◆ **Stored rows**:

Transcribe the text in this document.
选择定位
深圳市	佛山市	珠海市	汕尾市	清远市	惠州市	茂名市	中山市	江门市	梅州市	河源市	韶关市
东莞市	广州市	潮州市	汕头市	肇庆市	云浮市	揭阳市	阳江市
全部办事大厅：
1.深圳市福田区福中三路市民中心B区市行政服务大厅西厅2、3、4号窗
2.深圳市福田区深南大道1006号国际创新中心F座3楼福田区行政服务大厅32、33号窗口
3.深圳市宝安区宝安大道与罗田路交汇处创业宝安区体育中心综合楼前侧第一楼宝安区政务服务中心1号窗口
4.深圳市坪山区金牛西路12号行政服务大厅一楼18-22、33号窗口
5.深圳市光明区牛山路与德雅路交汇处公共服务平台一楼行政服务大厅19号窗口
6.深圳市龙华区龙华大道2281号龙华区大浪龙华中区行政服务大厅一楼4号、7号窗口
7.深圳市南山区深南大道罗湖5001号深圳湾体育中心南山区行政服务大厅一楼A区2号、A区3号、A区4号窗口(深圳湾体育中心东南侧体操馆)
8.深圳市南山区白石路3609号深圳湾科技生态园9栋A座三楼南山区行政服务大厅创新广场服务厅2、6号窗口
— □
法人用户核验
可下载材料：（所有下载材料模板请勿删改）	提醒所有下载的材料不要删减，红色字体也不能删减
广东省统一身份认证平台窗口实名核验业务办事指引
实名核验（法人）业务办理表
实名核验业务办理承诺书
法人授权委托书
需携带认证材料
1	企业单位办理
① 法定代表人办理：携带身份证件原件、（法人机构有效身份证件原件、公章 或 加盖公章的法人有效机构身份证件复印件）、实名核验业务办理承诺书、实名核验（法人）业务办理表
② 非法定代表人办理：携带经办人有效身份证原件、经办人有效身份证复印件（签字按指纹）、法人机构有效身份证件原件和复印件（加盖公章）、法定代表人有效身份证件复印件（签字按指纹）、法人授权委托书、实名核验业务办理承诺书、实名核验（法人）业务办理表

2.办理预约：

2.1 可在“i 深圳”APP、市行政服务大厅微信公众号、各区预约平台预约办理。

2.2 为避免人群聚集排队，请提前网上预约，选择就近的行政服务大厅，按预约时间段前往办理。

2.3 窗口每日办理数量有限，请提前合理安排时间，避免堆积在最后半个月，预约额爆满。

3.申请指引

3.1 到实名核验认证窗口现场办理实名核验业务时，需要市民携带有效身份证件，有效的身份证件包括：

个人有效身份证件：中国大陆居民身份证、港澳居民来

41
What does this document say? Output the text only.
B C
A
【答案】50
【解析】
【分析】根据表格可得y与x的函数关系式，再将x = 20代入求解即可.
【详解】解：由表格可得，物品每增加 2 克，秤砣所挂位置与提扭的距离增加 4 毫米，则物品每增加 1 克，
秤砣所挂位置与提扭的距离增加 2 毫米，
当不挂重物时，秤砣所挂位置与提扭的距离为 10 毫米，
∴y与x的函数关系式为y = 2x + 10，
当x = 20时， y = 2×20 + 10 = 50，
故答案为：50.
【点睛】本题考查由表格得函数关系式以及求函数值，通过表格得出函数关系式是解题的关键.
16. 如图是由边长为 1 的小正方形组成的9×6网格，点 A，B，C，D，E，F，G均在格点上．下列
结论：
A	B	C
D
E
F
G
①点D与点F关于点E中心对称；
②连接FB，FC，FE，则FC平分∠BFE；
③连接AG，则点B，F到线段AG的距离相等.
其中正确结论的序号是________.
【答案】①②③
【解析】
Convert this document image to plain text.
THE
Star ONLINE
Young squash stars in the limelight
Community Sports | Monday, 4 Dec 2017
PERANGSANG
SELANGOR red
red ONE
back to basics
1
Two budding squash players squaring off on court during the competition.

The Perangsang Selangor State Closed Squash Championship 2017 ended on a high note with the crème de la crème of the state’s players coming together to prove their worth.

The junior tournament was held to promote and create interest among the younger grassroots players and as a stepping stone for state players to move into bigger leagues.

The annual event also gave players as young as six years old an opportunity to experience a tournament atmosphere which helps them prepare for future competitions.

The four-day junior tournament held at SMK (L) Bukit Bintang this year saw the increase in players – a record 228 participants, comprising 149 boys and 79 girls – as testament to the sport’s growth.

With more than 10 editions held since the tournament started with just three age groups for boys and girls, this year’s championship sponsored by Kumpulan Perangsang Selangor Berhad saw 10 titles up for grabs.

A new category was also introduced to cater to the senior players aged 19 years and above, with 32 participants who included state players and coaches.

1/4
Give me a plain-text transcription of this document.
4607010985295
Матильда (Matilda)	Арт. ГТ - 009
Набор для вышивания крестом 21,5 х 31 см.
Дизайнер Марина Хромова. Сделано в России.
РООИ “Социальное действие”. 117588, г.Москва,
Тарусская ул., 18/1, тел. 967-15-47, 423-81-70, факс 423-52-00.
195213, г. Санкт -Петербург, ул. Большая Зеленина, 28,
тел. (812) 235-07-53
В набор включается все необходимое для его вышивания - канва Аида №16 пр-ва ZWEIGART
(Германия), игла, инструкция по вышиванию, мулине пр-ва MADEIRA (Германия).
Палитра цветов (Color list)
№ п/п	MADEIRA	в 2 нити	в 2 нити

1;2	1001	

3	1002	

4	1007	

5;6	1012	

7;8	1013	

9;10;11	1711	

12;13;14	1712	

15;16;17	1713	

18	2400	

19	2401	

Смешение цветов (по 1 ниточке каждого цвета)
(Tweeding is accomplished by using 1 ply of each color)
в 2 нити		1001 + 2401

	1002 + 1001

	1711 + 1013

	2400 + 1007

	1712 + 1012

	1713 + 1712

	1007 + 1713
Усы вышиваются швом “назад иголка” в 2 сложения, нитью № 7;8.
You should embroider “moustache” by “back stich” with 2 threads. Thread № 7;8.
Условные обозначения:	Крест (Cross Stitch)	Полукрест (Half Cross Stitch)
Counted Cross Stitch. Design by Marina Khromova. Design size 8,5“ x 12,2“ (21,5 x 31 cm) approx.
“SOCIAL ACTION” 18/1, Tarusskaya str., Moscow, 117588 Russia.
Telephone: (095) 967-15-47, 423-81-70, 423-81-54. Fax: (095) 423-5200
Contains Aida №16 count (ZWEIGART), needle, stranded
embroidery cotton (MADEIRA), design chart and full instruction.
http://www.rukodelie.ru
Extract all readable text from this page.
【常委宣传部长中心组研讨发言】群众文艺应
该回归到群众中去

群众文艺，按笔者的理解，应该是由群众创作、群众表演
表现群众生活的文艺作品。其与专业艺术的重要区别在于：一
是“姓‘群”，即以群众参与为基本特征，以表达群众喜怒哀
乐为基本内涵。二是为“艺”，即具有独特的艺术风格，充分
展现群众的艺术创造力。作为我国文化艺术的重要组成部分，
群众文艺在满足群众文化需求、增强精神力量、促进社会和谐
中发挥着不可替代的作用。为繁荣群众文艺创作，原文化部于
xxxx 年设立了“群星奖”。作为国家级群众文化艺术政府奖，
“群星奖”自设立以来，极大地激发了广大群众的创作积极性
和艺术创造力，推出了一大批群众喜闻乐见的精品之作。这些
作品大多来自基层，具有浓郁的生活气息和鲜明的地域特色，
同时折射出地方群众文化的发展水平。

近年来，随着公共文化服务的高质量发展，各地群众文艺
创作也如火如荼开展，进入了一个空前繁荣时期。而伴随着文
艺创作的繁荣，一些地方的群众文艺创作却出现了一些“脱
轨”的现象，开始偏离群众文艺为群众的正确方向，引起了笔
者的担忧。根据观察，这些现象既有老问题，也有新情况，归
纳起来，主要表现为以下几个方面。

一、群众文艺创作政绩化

◆ **What this task involves**: Print every record exactly as it was given.

◆ **Finished exercise**:
Transcribe the text in this document.
选择定位
深圳市	佛山市	珠海市	汕尾市	清远市	惠州市	茂名市	中山市	江门市	梅州市	河源市	韶关市
东莞市	广州市	潮州市	汕头市	肇庆市	云浮市	揭阳市	阳江市
全部办事大厅：
1.深圳市福田区福中三路市民中心B区市行政服务大厅西厅2、3、4号窗
2.深圳市福田区深南大道1006号国际创新中心F座3楼福田区行政服务大厅32、33号窗口
3.深圳市宝安区宝安大道与罗田路交汇处创业宝安区体育中心综合楼前侧第一楼宝安区政务服务中心1号窗口
4.深圳市坪山区金牛西路12号行政服务大厅一楼18-22、33号窗口
5.深圳市光明区牛山路与德雅路交汇处公共服务平台一楼行政服务大厅19号窗口
6.深圳市龙华区龙华大道2281号龙华区大浪龙华中区行政服务大厅一楼4号、7号窗口
7.深圳市南山区深南大道罗湖5001号深圳湾体育中心南山区行政服务大厅一楼A区2号、A区3号、A区4号窗口(深圳湾体育中心东南侧体操馆)
8.深圳市南山区白石路3609号深圳湾科技生态园9栋A座三楼南山区行政服务大厅创新广场服务厅2、6号窗口
— □
法人用户核验
可下载材料：（所有下载材料模板请勿删改）	提醒所有下载的材料不要删减，红色字体也不能删减
广东省统一身份认证平台窗口实名核验业务办事指引
实名核验（法人）业务办理表
实名核验业务办理承诺书
法人授权委托书
需携带认证材料
1	企业单位办理
① 法定代表人办理：携带身份证件原件、（法人机构有效身份证件原件、公章 或 加盖公章的法人有效机构身份证件复印件）、实名核验业务办理承诺书、实名核验（法人）业务办理表
② 非法定代表人办理：携带经办人有效身份证原件、经办人有效身份证复印件（签字按指纹）、法人机构有效身份证件原件和复印件（加盖公章）、法定代表人有效身份证件复印件（签字按指纹）、法人授权委托书、实名核验业务办理承诺书、实名核验（法人）业务办理表

2.办理预约：

2.1 可在“i 深圳”APP、市行政服务大厅微信公众号、各区预约平台预约办理。

2.2 为避免人群聚集排队，请提前网上预约，选择就近的行政服务大厅，按预约时间段前往办理。

2.3 窗口每日办理数量有限，请提前合理安排时间，避免堆积在最后半个月，预约额爆满。

3.申请指引

3.1 到实名核验认证窗口现场办理实名核验业务时，需要市民携带有效身份证件，有效的身份证件包括：

个人有效身份证件：中国大陆居民身份证、港澳居民来

41
What does this document say? Output the text only.
B C
A
【答案】50
【解析】
【分析】根据表格可得y与x的函数关系式，再将x = 20代入求解即可.
【详解】解：由表格可得，物品每增加 2 克，秤砣所挂位置与提扭的距离增加 4 毫米，则物品每增加 1 克，
秤砣所挂位置与提扭的距离增加 2 毫米，
当不挂重物时，秤砣所挂位置与提扭的距离为 10 毫米，
∴y与x的函数关系式为y = 2x + 10，
当x = 20时， y = 2×20 + 10 = 50，
故答案为：50.
【点睛】本题考查由表格得函数关系式以及求函数值，通过表格得出函数关系式是解题的关键.
16. 如图是由边长为 1 的小正方形组成的9×6网格，点 A，B，C，D，E，F，G均在格点上．下列
结论：
A	B	C
D
E
F
G
①点D与点F关于点E中心对称；
②连接FB，FC，FE，则FC平分∠BFE；
③连接AG，则点B，F到线段AG的距离相等.
其中正确结论的序号是________.
【答案】①②③
【解析】
Convert this document image to plain text.
THE
Star ONLINE
Young squash stars in the limelight
Community Sports | Monday, 4 Dec 2017
PERANGSANG
SELANGOR red
red ONE
back to basics
1
Two budding squash players squaring off on court during the competition.

The Perangsang Selangor State Closed Squash Championship 2017 ended on a high note with the crème de la crème of the state’s players coming together to prove their worth.

The junior tournament was held to promote and create interest among the younger grassroots players and as a stepping stone for state players to move into bigger leagues.

The annual event also gave players as young as six years old an opportunity to experience a tournament atmosphere which helps them prepare for future competitions.

The four-day junior tournament held at SMK (L) Bukit Bintang this year saw the increase in players – a record 228 participants, comprising 149 boys and 79 girls – as testament to the sport’s growth.

With more than 10 editions held since the tournament started with just three age groups for boys and girls, this year’s championship sponsored by Kumpulan Perangsang Selangor Berhad saw 10 titles up for grabs.

A new category was also introduced to cater to the senior players aged 19 years and above, with 32 participants who included state players and coaches.

1/4
Give me a plain-text transcription of this document.
4607010985295
Матильда (Matilda)	Арт. ГТ - 009
Набор для вышивания крестом 21,5 х 31 см.
Дизайнер Марина Хромова. Сделано в России.
РООИ “Социальное действие”. 117588, г.Москва,
Тарусская ул., 18/1, тел. 967-15-47, 423-81-70, факс 423-52-00.
195213, г. Санкт -Петербург, ул. Большая Зеленина, 28,
тел. (812) 235-07-53
В набор включается все необходимое для его вышивания - канва Аида №16 пр-ва ZWEIGART
(Германия), игла, инструкция по вышиванию, мулине пр-ва MADEIRA (Германия).
Палитра цветов (Color list)
№ п/п	MADEIRA	в 2 нити	в 2 нити

1;2	1001	

3	1002	

4	1007	

5;6	1012	

7;8	1013	

9;10;11	1711	

12;13;14	1712	

15;16;17	1713	

18	2400	

19	2401	

Смешение цветов (по 1 ниточке каждого цвета)
(Tweeding is accomplished by using 1 ply of each color)
в 2 нити		1001 + 2401

	1002 + 1001

	1711 + 1013

	2400 + 1007

	1712 + 1012

	1713 + 1712

	1007 + 1713
Усы вышиваются швом “назад иголка” в 2 сложения, нитью № 7;8.
You should embroider “moustache” by “back stich” with 2 threads. Thread № 7;8.
Условные обозначения:	Крест (Cross Stitch)	Полукрест (Half Cross Stitch)
Counted Cross Stitch. Design by Marina Khromova. Design size 8,5“ x 12,2“ (21,5 x 31 cm) approx.
“SOCIAL ACTION” 18/1, Tarusskaya str., Moscow, 117588 Russia.
Telephone: (095) 967-15-47, 423-81-70, 423-81-54. Fax: (095) 423-5200
Contains Aida №16 count (ZWEIGART), needle, stranded
embroidery cotton (MADEIRA), design chart and full instruction.
http://www.rukodelie.ru
Extract all readable text from this page.
【常委宣传部长中心组研讨发言】群众文艺应
该回归到群众中去

群众文艺，按笔者的理解，应该是由群众创作、群众表演
表现群众生活的文艺作品。其与专业艺术的重要区别在于：一
是“姓‘群”，即以群众参与为基本特征，以表达群众喜怒哀
乐为基本内涵。二是为“艺”，即具有独特的艺术风格，充分
展现群众的艺术创造力。作为我国文化艺术的重要组成部分，
群众文艺在满足群众文化需求、增强精神力量、促进社会和谐
中发挥着不可替代的作用。为繁荣群众文艺创作，原文化部于
xxxx 年设立了“群星奖”。作为国家级群众文化艺术政府奖，
“群星奖”自设立以来，极大地激发了广大群众的创作积极性
和艺术创造力，推出了一大批群众喜闻乐见的精品之作。这些
作品大多来自基层，具有浓郁的生活气息和鲜明的地域特色，
同时折射出地方群众文化的发展水平。

近年来，随着公共文化服务的高质量发展，各地群众文艺
创作也如火如荼开展，进入了一个空前繁荣时期。而伴随着文
艺创作的繁荣，一些地方的群众文艺创作却出现了一些“脱
轨”的现象，开始偏离群众文艺为群众的正确方向，引起了笔
者的担忧。根据观察，这些现象既有老问题，也有新情况，归
纳起来，主要表现为以下几个方面。

一、群众文艺创作政绩化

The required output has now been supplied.